» **Task**
Can you transcribe every line exactly and leave the pictures behind?

» **Data records**
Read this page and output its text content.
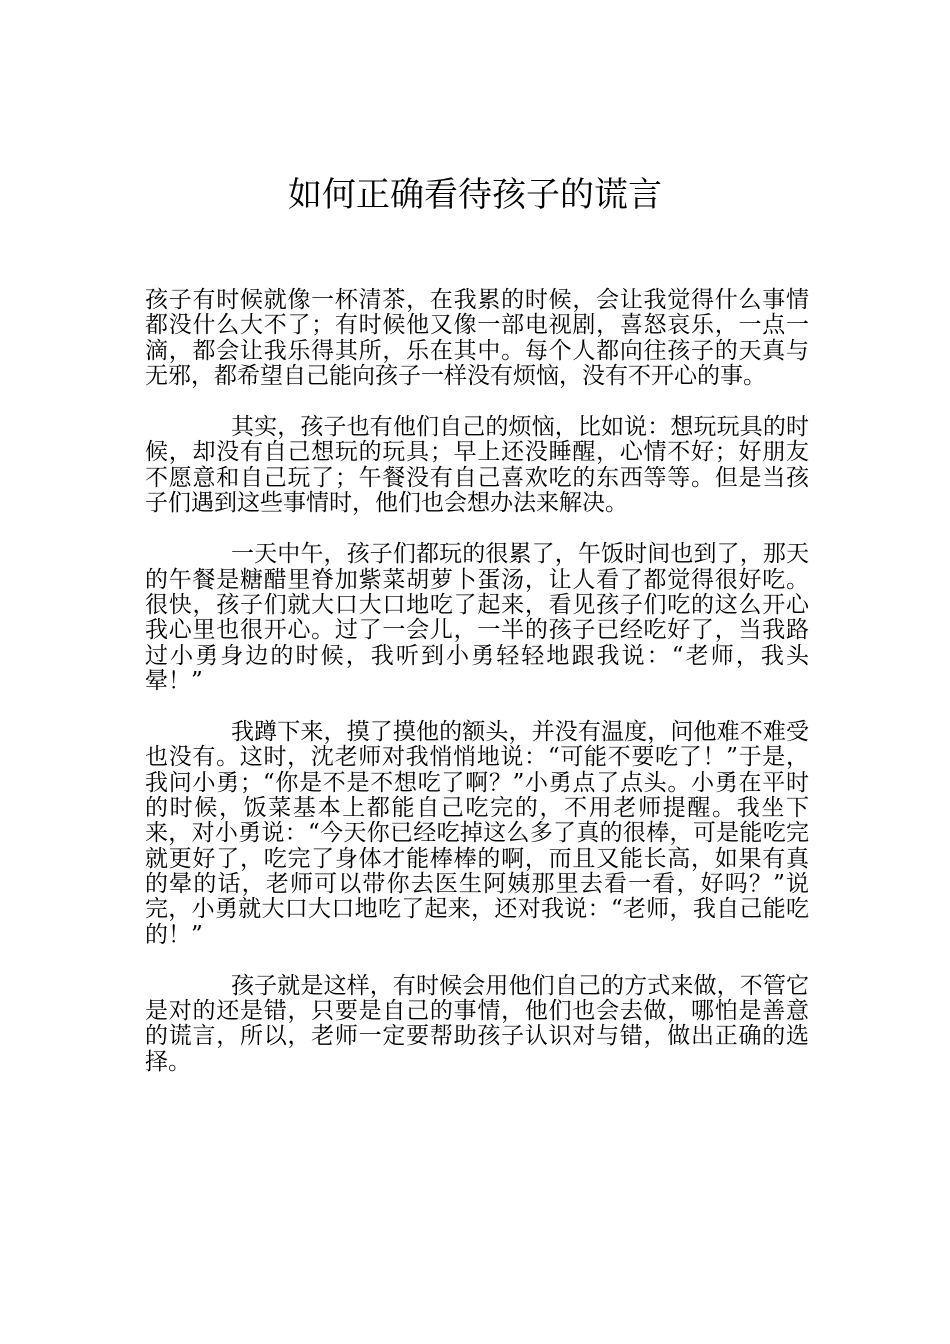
如何正确看待孩子的谎言

孩子有时候就像一杯清茶，在我累的时候，会让我觉得什么事情都没什么大不了；有时候他又像一部电视剧，喜怒哀乐，一点一滴，都会让我乐得其所，乐在其中。每个人都向往孩子的天真与无邪，都希望自己能向孩子一样没有烦恼，没有不开心的事。

其实，孩子也有他们自己的烦恼，比如说：想玩玩具的时候，却没有自己想玩的玩具；早上还没睡醒，心情不好；好朋友不愿意和自己玩了；午餐没有自己喜欢吃的东西等等。但是当孩子们遇到这些事情时，他们也会想办法来解决。

一天中午，孩子们都玩的很累了，午饭时间也到了，那天的午餐是糖醋里脊加紫菜胡萝卜蛋汤，让人看了都觉得很好吃。很快，孩子们就大口大口地吃了起来，看见孩子们吃的这么开心我心里也很开心。过了一会儿，一半的孩子已经吃好了，当我路过小勇身边的时候，我听到小勇轻轻地跟我说：“老师，我头晕！”

我蹲下来，摸了摸他的额头，并没有温度，问他难不难受也没有。这时，沈老师对我悄悄地说：“可能不要吃了！”于是，我问小勇；“你是不是不想吃了啊？”小勇点了点头。小勇在平时的时候，饭菜基本上都能自己吃完的，不用老师提醒。我坐下来，对小勇说：“今天你已经吃掉这么多了真的很棒，可是能吃完就更好了，吃完了身体才能棒棒的啊，而且又能长高，如果有真的晕的话，老师可以带你去医生阿姨那里去看一看，好吗？”说完，小勇就大口大口地吃了起来，还对我说：“老师，我自己能吃的！”

孩子就是这样，有时候会用他们自己的方式来做，不管它是对的还是错，只要是自己的事情，他们也会去做，哪怕是善意的谎言，所以，老师一定要帮助孩子认识对与错，做出正确的选择。
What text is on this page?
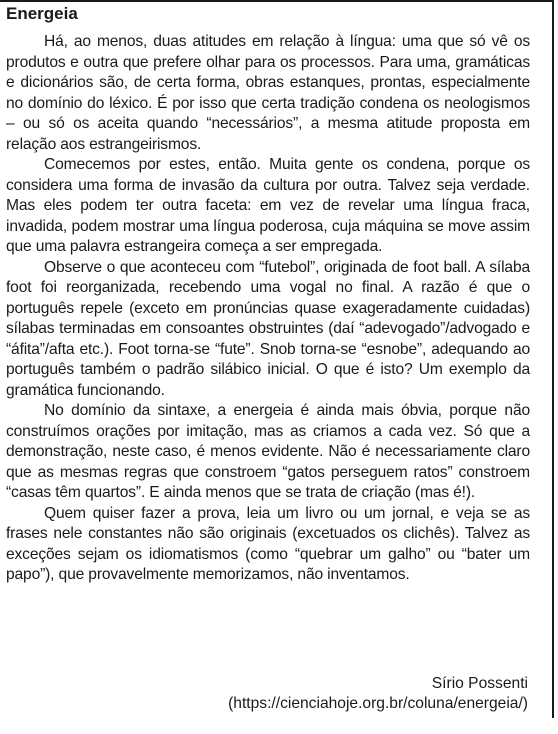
Energeia

Há, ao menos, duas atitudes em relação à língua: uma que só vê os produtos e outra que prefere olhar para os processos. Para uma, gramáticas e dicionários são, de certa forma, obras estanques, prontas, especialmente no domínio do léxico. É por isso que certa tradição condena os neologismos – ou só os aceita quando “necessários”, a mesma atitude proposta em relação aos estrangeirismos.

Comecemos por estes, então. Muita gente os condena, porque os considera uma forma de invasão da cultura por outra. Talvez seja verdade. Mas eles podem ter outra faceta: em vez de revelar uma língua fraca, invadida, podem mostrar uma língua poderosa, cuja máquina se move assim que uma palavra estrangeira começa a ser empregada.

Observe o que aconteceu com “futebol”, originada de foot ball. A sílaba foot foi reorganizada, recebendo uma vogal no final. A razão é que o português repele (exceto em pronúncias quase exageradamente cuidadas) sílabas terminadas em consoantes obstruintes (daí “adevogado”/advogado e “áfita”/afta etc.). Foot torna-se “fute”. Snob torna-se “esnobe”, adequando ao português também o padrão silábico inicial. O que é isto? Um exemplo da gramática funcionando.

No domínio da sintaxe, a energeia é ainda mais óbvia, porque não construímos orações por imitação, mas as criamos a cada vez. Só que a demonstração, neste caso, é menos evidente. Não é necessariamente claro que as mesmas regras que constroem “gatos perseguem ratos” constroem “casas têm quartos”. E ainda menos que se trata de criação (mas é!).

Quem quiser fazer a prova, leia um livro ou um jornal, e veja se as frases nele constantes não são originais (excetuados os clichês). Talvez as exceções sejam os idiomatismos (como “quebrar um galho” ou “bater um papo”), que provavelmente memorizamos, não inventamos.

Sírio Possenti
(https://cienciahoje.org.br/coluna/energeia/)
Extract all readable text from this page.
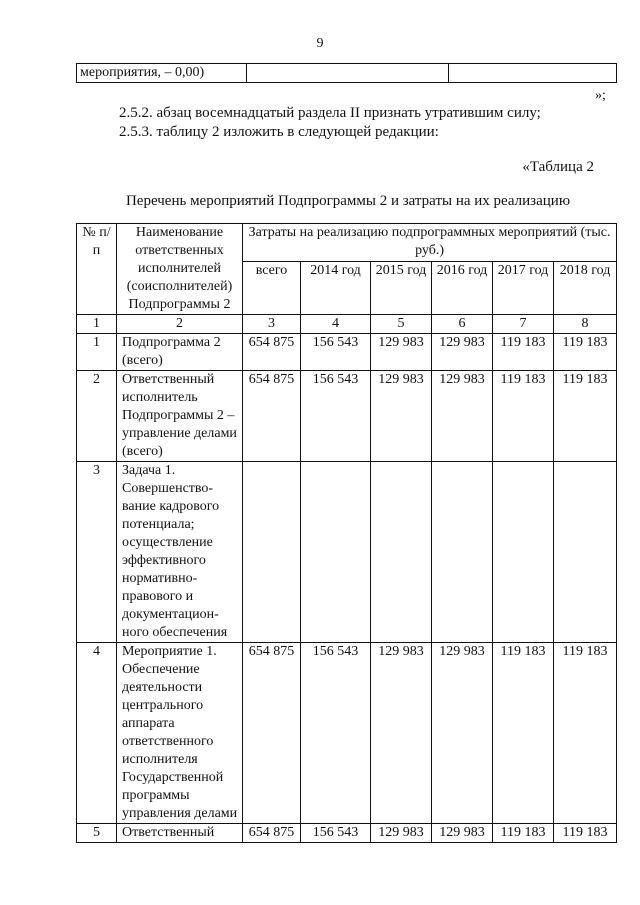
9
мероприятия, – 0,00)		
»;
2.5.2. абзац восемнадцатый раздела II признать утратившим силу;
2.5.3. таблицу 2 изложить в следующей редакции:
«Таблица 2
Перечень мероприятий Подпрограммы 2 и затраты на их реализацию
№ п/п	Наименование ответственных исполнителей (соисполнителей) Подпрограммы 2	Затраты на реализацию подпрограммных мероприятий (тыс. руб.)					
		всего	2014 год	2015 год	2016 год	2017 год	2018 год
1	2	3	4	5	6	7	8
1	Подпрограмма 2 (всего)	654 875	156 543	129 983	129 983	119 183	119 183
2	Ответственный исполнитель Подпрограммы 2 – управление делами (всего)	654 875	156 543	129 983	129 983	119 183	119 183
3	Задача 1. Совершенство-вание кадрового потенциала; осуществление эффективного нормативно-правового и документацион-ного обеспечения						
4	Мероприятие 1. Обеспечение деятельности центрального аппарата ответственного исполнителя Государственной программы управления делами	654 875	156 543	129 983	129 983	119 183	119 183
5	Ответственный	654 875	156 543	129 983	129 983	119 183	119 183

» **Result for this exercise**
Read this page and output its text content.
如何正确看待孩子的谎言

孩子有时候就像一杯清茶，在我累的时候，会让我觉得什么事情都没什么大不了；有时候他又像一部电视剧，喜怒哀乐，一点一滴，都会让我乐得其所，乐在其中。每个人都向往孩子的天真与无邪，都希望自己能向孩子一样没有烦恼，没有不开心的事。

其实，孩子也有他们自己的烦恼，比如说：想玩玩具的时候，却没有自己想玩的玩具；早上还没睡醒，心情不好；好朋友不愿意和自己玩了；午餐没有自己喜欢吃的东西等等。但是当孩子们遇到这些事情时，他们也会想办法来解决。

一天中午，孩子们都玩的很累了，午饭时间也到了，那天的午餐是糖醋里脊加紫菜胡萝卜蛋汤，让人看了都觉得很好吃。很快，孩子们就大口大口地吃了起来，看见孩子们吃的这么开心我心里也很开心。过了一会儿，一半的孩子已经吃好了，当我路过小勇身边的时候，我听到小勇轻轻地跟我说：“老师，我头晕！”

我蹲下来，摸了摸他的额头，并没有温度，问他难不难受也没有。这时，沈老师对我悄悄地说：“可能不要吃了！”于是，我问小勇；“你是不是不想吃了啊？”小勇点了点头。小勇在平时的时候，饭菜基本上都能自己吃完的，不用老师提醒。我坐下来，对小勇说：“今天你已经吃掉这么多了真的很棒，可是能吃完就更好了，吃完了身体才能棒棒的啊，而且又能长高，如果有真的晕的话，老师可以带你去医生阿姨那里去看一看，好吗？”说完，小勇就大口大口地吃了起来，还对我说：“老师，我自己能吃的！”

孩子就是这样，有时候会用他们自己的方式来做，不管它是对的还是错，只要是自己的事情，他们也会去做，哪怕是善意的谎言，所以，老师一定要帮助孩子认识对与错，做出正确的选择。
What text is on this page?
Energeia

Há, ao menos, duas atitudes em relação à língua: uma que só vê os produtos e outra que prefere olhar para os processos. Para uma, gramáticas e dicionários são, de certa forma, obras estanques, prontas, especialmente no domínio do léxico. É por isso que certa tradição condena os neologismos – ou só os aceita quando “necessários”, a mesma atitude proposta em relação aos estrangeirismos.

Comecemos por estes, então. Muita gente os condena, porque os considera uma forma de invasão da cultura por outra. Talvez seja verdade. Mas eles podem ter outra faceta: em vez de revelar uma língua fraca, invadida, podem mostrar uma língua poderosa, cuja máquina se move assim que uma palavra estrangeira começa a ser empregada.

Observe o que aconteceu com “futebol”, originada de foot ball. A sílaba foot foi reorganizada, recebendo uma vogal no final. A razão é que o português repele (exceto em pronúncias quase exageradamente cuidadas) sílabas terminadas em consoantes obstruintes (daí “adevogado”/advogado e “áfita”/afta etc.). Foot torna-se “fute”. Snob torna-se “esnobe”, adequando ao português também o padrão silábico inicial. O que é isto? Um exemplo da gramática funcionando.

No domínio da sintaxe, a energeia é ainda mais óbvia, porque não construímos orações por imitação, mas as criamos a cada vez. Só que a demonstração, neste caso, é menos evidente. Não é necessariamente claro que as mesmas regras que constroem “gatos perseguem ratos” constroem “casas têm quartos”. E ainda menos que se trata de criação (mas é!).

Quem quiser fazer a prova, leia um livro ou um jornal, e veja se as frases nele constantes não são originais (excetuados os clichês). Talvez as exceções sejam os idiomatismos (como “quebrar um galho” ou “bater um papo”), que provavelmente memorizamos, não inventamos.

Sírio Possenti
(https://cienciahoje.org.br/coluna/energeia/)
Extract all readable text from this page.
9
мероприятия, – 0,00)		
»;
2.5.2. абзац восемнадцатый раздела II признать утратившим силу;
2.5.3. таблицу 2 изложить в следующей редакции:
«Таблица 2
Перечень мероприятий Подпрограммы 2 и затраты на их реализацию
№ п/п	Наименование ответственных исполнителей (соисполнителей) Подпрограммы 2	Затраты на реализацию подпрограммных мероприятий (тыс. руб.)					
		всего	2014 год	2015 год	2016 год	2017 год	2018 год
1	2	3	4	5	6	7	8
1	Подпрограмма 2 (всего)	654 875	156 543	129 983	129 983	119 183	119 183
2	Ответственный исполнитель Подпрограммы 2 – управление делами (всего)	654 875	156 543	129 983	129 983	119 183	119 183
3	Задача 1. Совершенство-вание кадрового потенциала; осуществление эффективного нормативно-правового и документацион-ного обеспечения						
4	Мероприятие 1. Обеспечение деятельности центрального аппарата ответственного исполнителя Государственной программы управления делами	654 875	156 543	129 983	129 983	119 183	119 183
5	Ответственный	654 875	156 543	129 983	129 983	119 183	119 183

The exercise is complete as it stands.